Dataset items:
◆ ◆ ◆ ◆ ◆

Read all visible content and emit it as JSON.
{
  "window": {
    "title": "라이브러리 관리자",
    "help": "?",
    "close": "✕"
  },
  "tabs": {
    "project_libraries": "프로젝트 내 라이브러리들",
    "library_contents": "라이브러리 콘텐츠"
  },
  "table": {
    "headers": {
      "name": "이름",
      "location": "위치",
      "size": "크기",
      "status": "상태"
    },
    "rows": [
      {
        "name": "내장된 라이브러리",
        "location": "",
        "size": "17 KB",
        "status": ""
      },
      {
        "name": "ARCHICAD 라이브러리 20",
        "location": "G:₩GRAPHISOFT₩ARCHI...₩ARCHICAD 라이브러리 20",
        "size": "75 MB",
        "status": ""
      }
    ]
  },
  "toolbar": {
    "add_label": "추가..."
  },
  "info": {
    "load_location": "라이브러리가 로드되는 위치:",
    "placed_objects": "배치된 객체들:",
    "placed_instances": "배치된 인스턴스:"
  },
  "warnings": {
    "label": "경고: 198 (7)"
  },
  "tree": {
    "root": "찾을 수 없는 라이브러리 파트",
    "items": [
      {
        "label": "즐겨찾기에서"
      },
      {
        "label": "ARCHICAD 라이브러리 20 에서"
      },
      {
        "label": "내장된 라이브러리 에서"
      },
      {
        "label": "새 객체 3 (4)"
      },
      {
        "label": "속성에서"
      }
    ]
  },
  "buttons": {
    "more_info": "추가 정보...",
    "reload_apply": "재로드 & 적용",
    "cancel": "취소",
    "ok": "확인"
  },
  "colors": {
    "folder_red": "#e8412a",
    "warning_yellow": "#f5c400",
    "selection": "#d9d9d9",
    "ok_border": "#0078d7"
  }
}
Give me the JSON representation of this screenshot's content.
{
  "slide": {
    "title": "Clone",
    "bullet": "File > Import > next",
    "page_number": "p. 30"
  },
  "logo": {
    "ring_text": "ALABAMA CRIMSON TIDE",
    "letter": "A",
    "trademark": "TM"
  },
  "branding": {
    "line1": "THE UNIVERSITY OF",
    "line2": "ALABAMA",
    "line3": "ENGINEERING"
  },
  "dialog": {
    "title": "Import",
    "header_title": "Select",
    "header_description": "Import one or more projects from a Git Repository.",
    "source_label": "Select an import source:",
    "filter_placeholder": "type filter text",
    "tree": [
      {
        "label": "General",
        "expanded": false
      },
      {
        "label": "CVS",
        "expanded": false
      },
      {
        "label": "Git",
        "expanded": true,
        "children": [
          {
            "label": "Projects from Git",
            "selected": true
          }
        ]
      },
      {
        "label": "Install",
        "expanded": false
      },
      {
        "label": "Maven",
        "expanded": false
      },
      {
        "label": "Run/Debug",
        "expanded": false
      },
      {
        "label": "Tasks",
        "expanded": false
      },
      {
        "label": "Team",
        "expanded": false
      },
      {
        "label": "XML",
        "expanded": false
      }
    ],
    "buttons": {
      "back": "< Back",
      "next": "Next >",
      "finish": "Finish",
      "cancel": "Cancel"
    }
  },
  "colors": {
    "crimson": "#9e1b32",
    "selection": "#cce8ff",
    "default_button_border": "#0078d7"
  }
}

◆ ◆ ◆ ◆ ◆

TASK: From the line containing "Give me the" through the final line of the listing above, retype every line exactly; leave out everything else.

THE RESULT:
Give me the JSON representation of this screenshot's content.
{
  "slide": {
    "title": "Clone",
    "bullet": "File > Import > next",
    "page_number": "p. 30"
  },
  "logo": {
    "ring_text": "ALABAMA CRIMSON TIDE",
    "letter": "A",
    "trademark": "TM"
  },
  "branding": {
    "line1": "THE UNIVERSITY OF",
    "line2": "ALABAMA",
    "line3": "ENGINEERING"
  },
  "dialog": {
    "title": "Import",
    "header_title": "Select",
    "header_description": "Import one or more projects from a Git Repository.",
    "source_label": "Select an import source:",
    "filter_placeholder": "type filter text",
    "tree": [
      {
        "label": "General",
        "expanded": false
      },
      {
        "label": "CVS",
        "expanded": false
      },
      {
        "label": "Git",
        "expanded": true,
        "children": [
          {
            "label": "Projects from Git",
            "selected": true
          }
        ]
      },
      {
        "label": "Install",
        "expanded": false
      },
      {
        "label": "Maven",
        "expanded": false
      },
      {
        "label": "Run/Debug",
        "expanded": false
      },
      {
        "label": "Tasks",
        "expanded": false
      },
      {
        "label": "Team",
        "expanded": false
      },
      {
        "label": "XML",
        "expanded": false
      }
    ],
    "buttons": {
      "back": "< Back",
      "next": "Next >",
      "finish": "Finish",
      "cancel": "Cancel"
    }
  },
  "colors": {
    "crimson": "#9e1b32",
    "selection": "#cce8ff",
    "default_button_border": "#0078d7"
  }
}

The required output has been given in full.